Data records
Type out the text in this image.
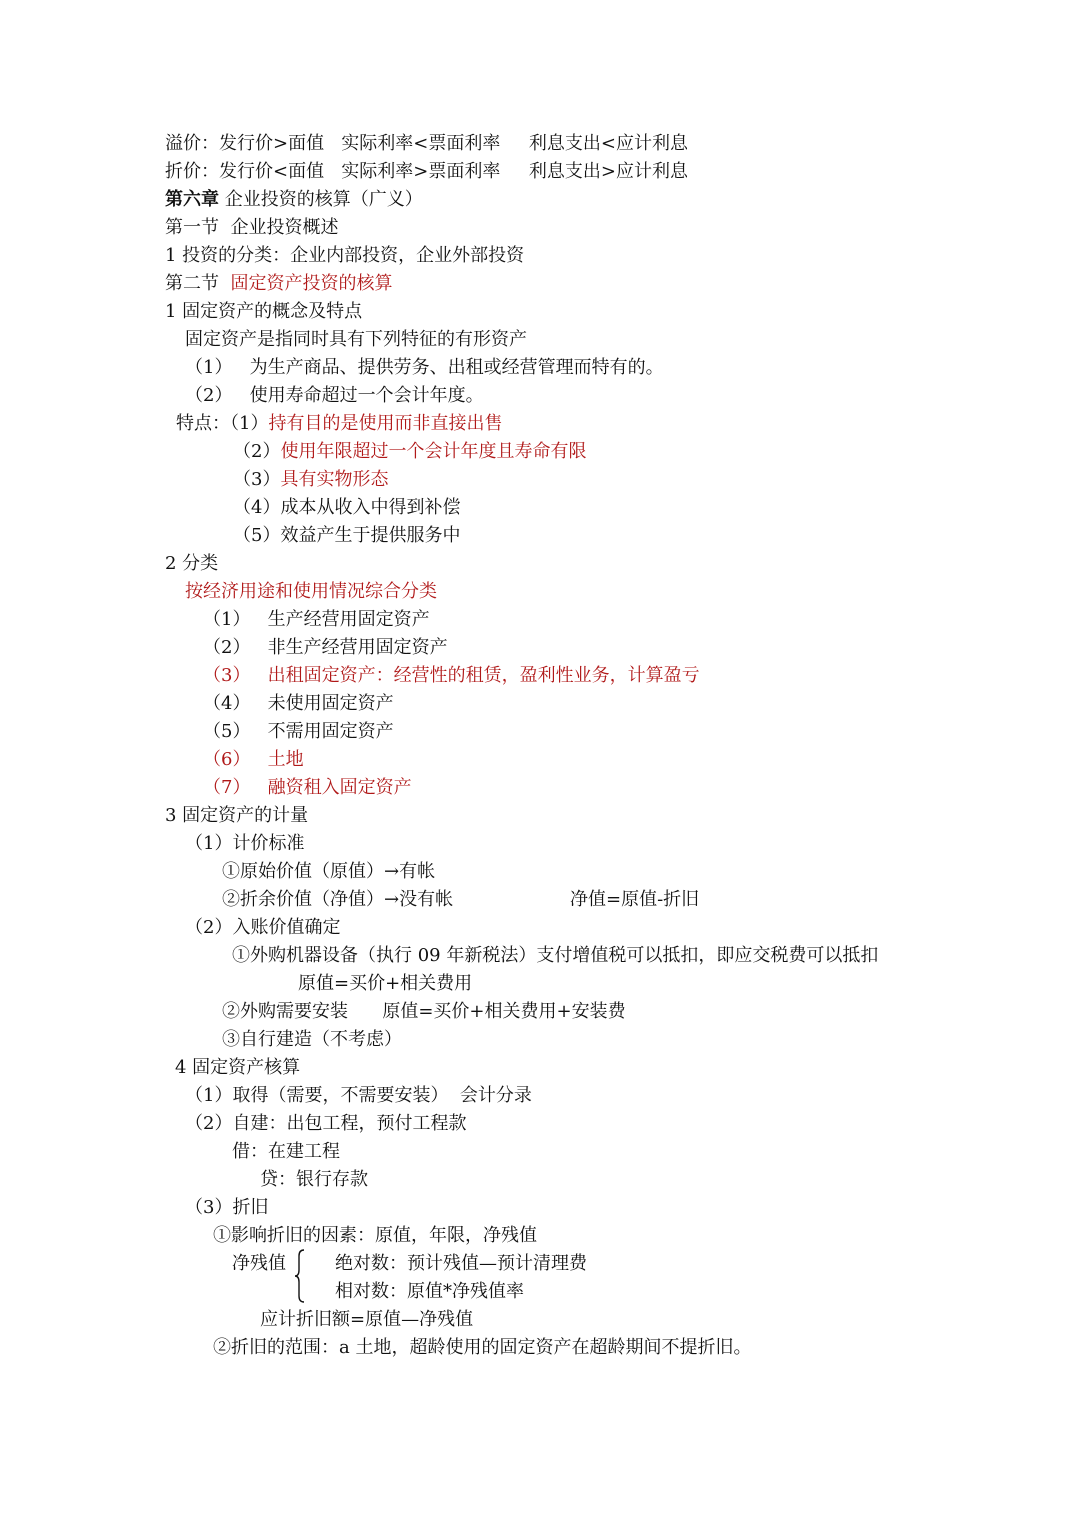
溢价：发行价>面值   实际利率<票面利率     利息支出<应计利息
折价：发行价<面值   实际利率>票面利率     利息支出>应计利息
第六章 企业投资的核算（广义）
第一节  企业投资概述
1 投资的分类：企业内部投资，企业外部投资
第二节  固定资产投资的核算
1 固定资产的概念及特点
固定资产是指同时具有下列特征的有形资产
（1）   为生产商品、提供劳务、出租或经营管理而特有的。
（2）   使用寿命超过一个会计年度。
特点：（1）持有目的是使用而非直接出售
（2）使用年限超过一个会计年度且寿命有限
（3）具有实物形态
（4）成本从收入中得到补偿
（5）效益产生于提供服务中
2 分类
按经济用途和使用情况综合分类
（1）   生产经营用固定资产
（2）   非生产经营用固定资产
（3）   出租固定资产：经营性的租赁，盈利性业务，计算盈亏
（4）   未使用固定资产
（5）   不需用固定资产
（6）   土地
（7）   融资租入固定资产
3 固定资产的计量
（1）计价标准
①原始价值（原值）→有帐
②折余价值（净值）→没有帐	净值=原值-折旧
（2）入账价值确定
①外购机器设备（执行 09 年新税法）支付增值税可以抵扣，即应交税费可以抵扣
原值=买价+相关费用
②外购需要安装      原值=买价+相关费用+安装费
③自行建造（不考虑）
4 固定资产核算
（1）取得（需要，不需要安装）  会计分录
（2）自建：出包工程，预付工程款
借：在建工程
贷：银行存款
（3）折旧
①影响折旧的因素：原值，年限，净残值
净残值	绝对数：预计残值—预计清理费
相对数：原值*净残值率
应计折旧额=原值—净残值
②折旧的范围：a 土地，超龄使用的固定资产在超龄期间不提折旧。
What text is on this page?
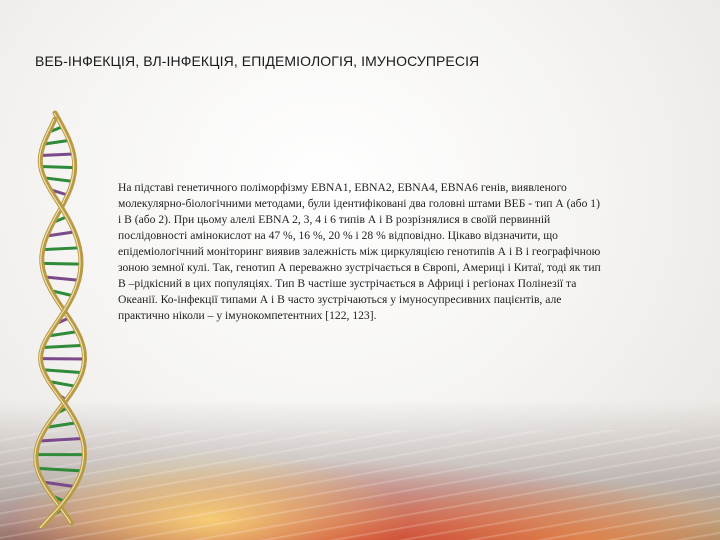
ВЕБ-ІНФЕКЦІЯ, ВЛ-ІНФЕКЦІЯ, ЕПІДЕМІОЛОГІЯ, ІМУНОСУПРЕСІЯ

На підставі генетичного поліморфізму EBNA1, EBNA2, EBNA4, EBNA6 генів, виявленого молекулярно-біологічними методами, були ідентифіковані два головні штами ВЕБ - тип А (або 1) і В (або 2). При цьому алелі EBNA 2, 3, 4 і 6 типів А і В розрізнялися в своїй первинній послідовності амінокислот на 47 %, 16 %, 20 % і 28 % відповідно. Цікаво відзначити, що епідеміологічний моніторинг виявив залежність між циркуляцією генотипів А і В і географічною зоною земної кулі. Так, генотип А переважно зустрічається в Європі, Америці і Китаї, тоді як тип В –рідкісний в цих популяціях. Тип В частіше зустрічається в Африці і регіонах Полінезії та Океанії. Ко-інфекції типами А і В часто зустрічаються у імуносупресивних пацієнтів, але практично ніколи – у імунокомпетентних [122, 123].
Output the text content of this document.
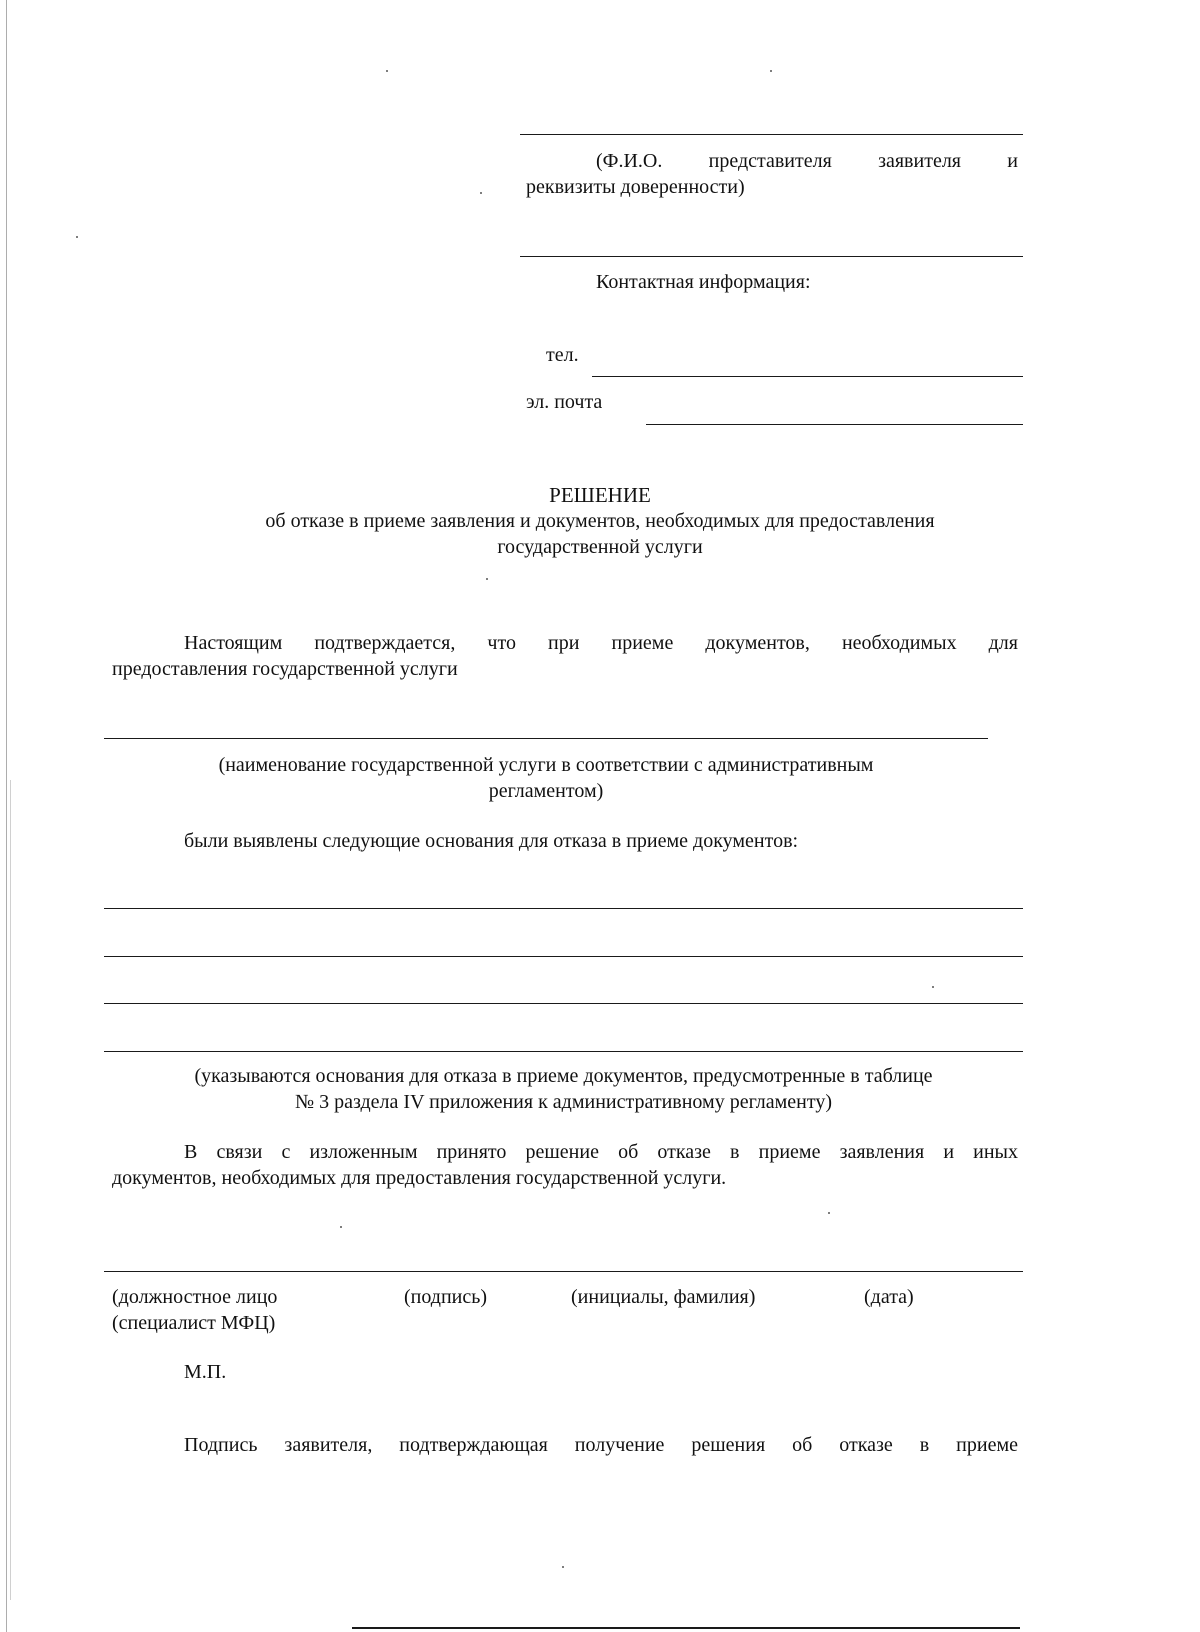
(Ф.И.О. представителя заявителя и
реквизиты доверенности)
Контактная информация:
тел.
эл. почта
РЕШЕНИЕ
об отказе в приеме заявления и документов, необходимых для предоставления
государственной услуги
Настоящим подтверждается, что при приеме документов, необходимых для
предоставления государственной услуги
(наименование государственной услуги в соответствии с административным
регламентом)
были выявлены следующие основания для отказа в приеме документов:
(указываются основания для отказа в приеме документов, предусмотренные в таблице
№ 3 раздела IV приложения к административному регламенту)
В связи с изложенным принято решение об отказе в приеме заявления и иных
документов, необходимых для предоставления государственной услуги.
(должностное лицо
(специалист МФЦ)
(подпись)	(инициалы, фамилия)	(дата)
М.П.
Подпись заявителя, подтверждающая получение решения об отказе в приеме
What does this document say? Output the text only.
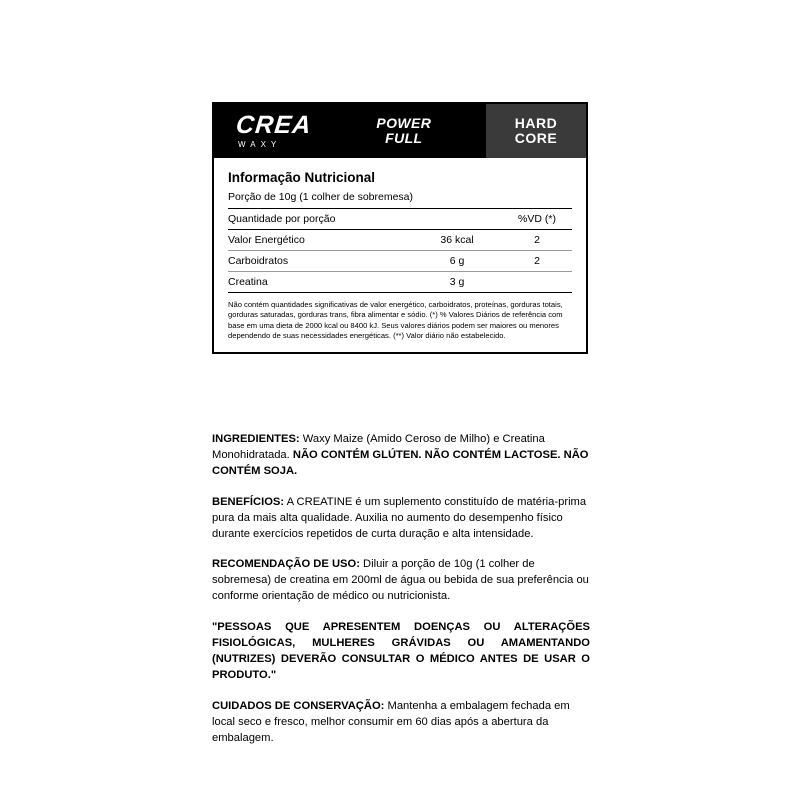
CREA
WAXY
POWER
FULL
HARD
CORE
Informação Nutricional
Porção de 10g (1 colher de sobremesa)
Quantidade por porção		%VD (*)
Valor Energético	36 kcal	2
Carboidratos	6 g	2
Creatina	3 g	
Não contém quantidades significativas de valor energético, carboidratos, proteínas, gorduras totais, gorduras saturadas, gorduras trans, fibra alimentar e sódio. (*) % Valores Diários de referência com base em uma dieta de 2000 kcal ou 8400 kJ. Seus valores diários podem ser maiores ou menores dependendo de suas necessidades energéticas. (**) Valor diário não estabelecido.
INGREDIENTES: Waxy Maize (Amido Ceroso de Milho) e Creatina Monohidratada. NÃO CONTÉM GLÚTEN. NÃO CONTÉM LACTOSE. NÃO CONTÉM SOJA.
BENEFÍCIOS: A CREATINE é um suplemento constituído de matéria-prima pura da mais alta qualidade. Auxilia no aumento do desempenho físico durante exercícios repetidos de curta duração e alta intensidade.
RECOMENDAÇÃO DE USO: Diluir a porção de 10g (1 colher de sobremesa) de creatina em 200ml de água ou bebida de sua preferência ou conforme orientação de médico ou nutricionista.
"PESSOAS QUE APRESENTEM DOENÇAS OU ALTERAÇÕES FISIOLÓGICAS, MULHERES GRÁVIDAS OU AMAMENTANDO (NUTRIZES) DEVERÃO CONSULTAR O MÉDICO ANTES DE USAR O PRODUTO."
CUIDADOS DE CONSERVAÇÃO: Mantenha a embalagem fechada em local seco e fresco, melhor consumir em 60 dias após a abertura da embalagem.
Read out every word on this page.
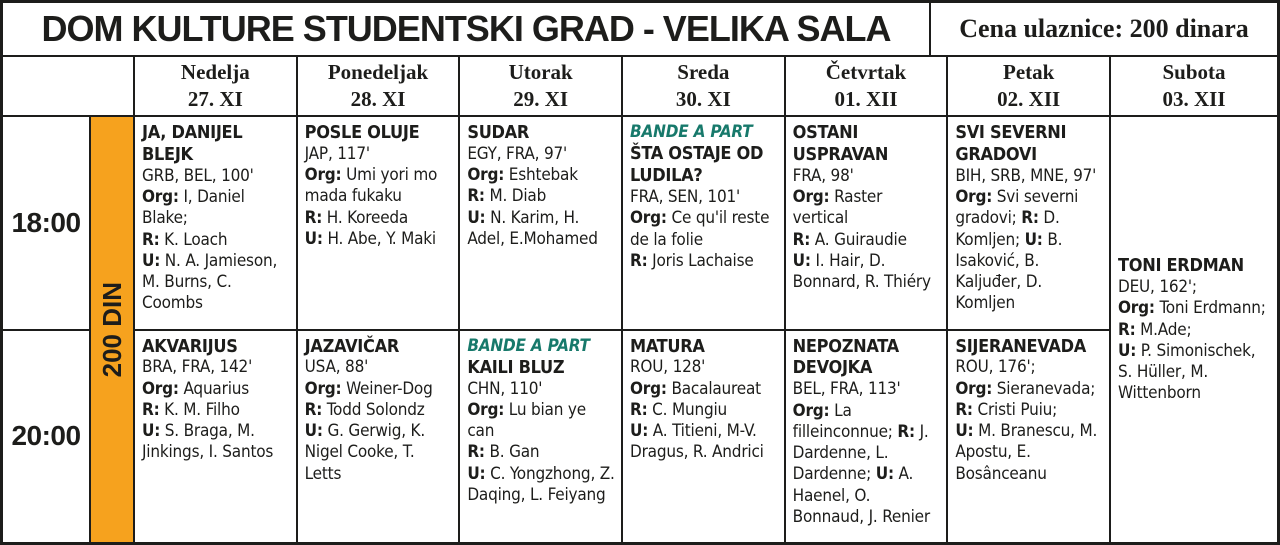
DOM KULTURE STUDENTSKI GRAD - VELIKA SALA	Cena ulaznice: 200 dinara
Nedelja
27. XI
Ponedeljak
28. XI
Utorak
29. XI
Sreda
30. XI
Četvrtak
01. XII
Petak
02. XII
Subota
03. XII
18:00
20:00
200 DIN
JA, DANIJEL BLEJK
GRB, BEL, 100'
Org: I, Daniel Blake;
R: K. Loach
U: N. A. Jamieson, M. Burns, C. Coombs
POSLE OLUJE
JAP, 117'
Org: Umi yori mo mada fukaku
R: H. Koreeda
U: H. Abe, Y. Maki
SUDAR
EGY, FRA, 97'
Org: Eshtebak
R: M. Diab
U: N. Karim, H. Adel, E.Mohamed
BANDE A PART
ŠTA OSTAJE OD LUDILA?
FRA, SEN, 101'
Org: Ce qu'il reste de la folie
R: Joris Lachaise
OSTANI USPRAVAN
FRA, 98'
Org: Raster vertical
R: A. Guiraudie
U: I. Hair, D. Bonnard, R. Thiéry
SVI SEVERNI GRADOVI
BIH, SRB, MNE, 97'
Org: Svi severni gradovi; R: D. Komljen; U: B. Isaković, B. Kaljuđer, D. Komljen
AKVARIJUS
BRA, FRA, 142'
Org: Aquarius
R: K. M. Filho
U: S. Braga, M. Jinkings, I. Santos
JAZAVIČAR
USA, 88'
Org: Weiner-Dog
R: Todd Solondz
U: G. Gerwig, K. Nigel Cooke, T. Letts
BANDE A PART
KAILI BLUZ
CHN, 110'
Org: Lu bian ye can
R: B. Gan
U: C. Yongzhong, Z. Daqing, L. Feiyang
MATURA
ROU, 128'
Org: Bacalaureat
R: C. Mungiu
U: A. Titieni, M-V. Dragus, R. Andrici
NEPOZNATA DEVOJKA
BEL, FRA, 113'
Org: La filleinconnue; R: J. Dardenne, L. Dardenne; U: A. Haenel, O. Bonnaud, J. Renier
SIJERANEVADA
ROU, 176';
Org: Sieranevada;
R: Cristi Puiu;
U: M. Branescu, M. Apostu, E. Bosânceanu
TONI ERDMAN
DEU, 162';
Org: Toni Erdmann;
R: M.Ade;
U: P. Simonischek, S. Hüller, M. Wittenborn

**What you should do**
For the string "实际利率", count the lines of the entries above that include it; answer with the number only.

**Complete answer**
2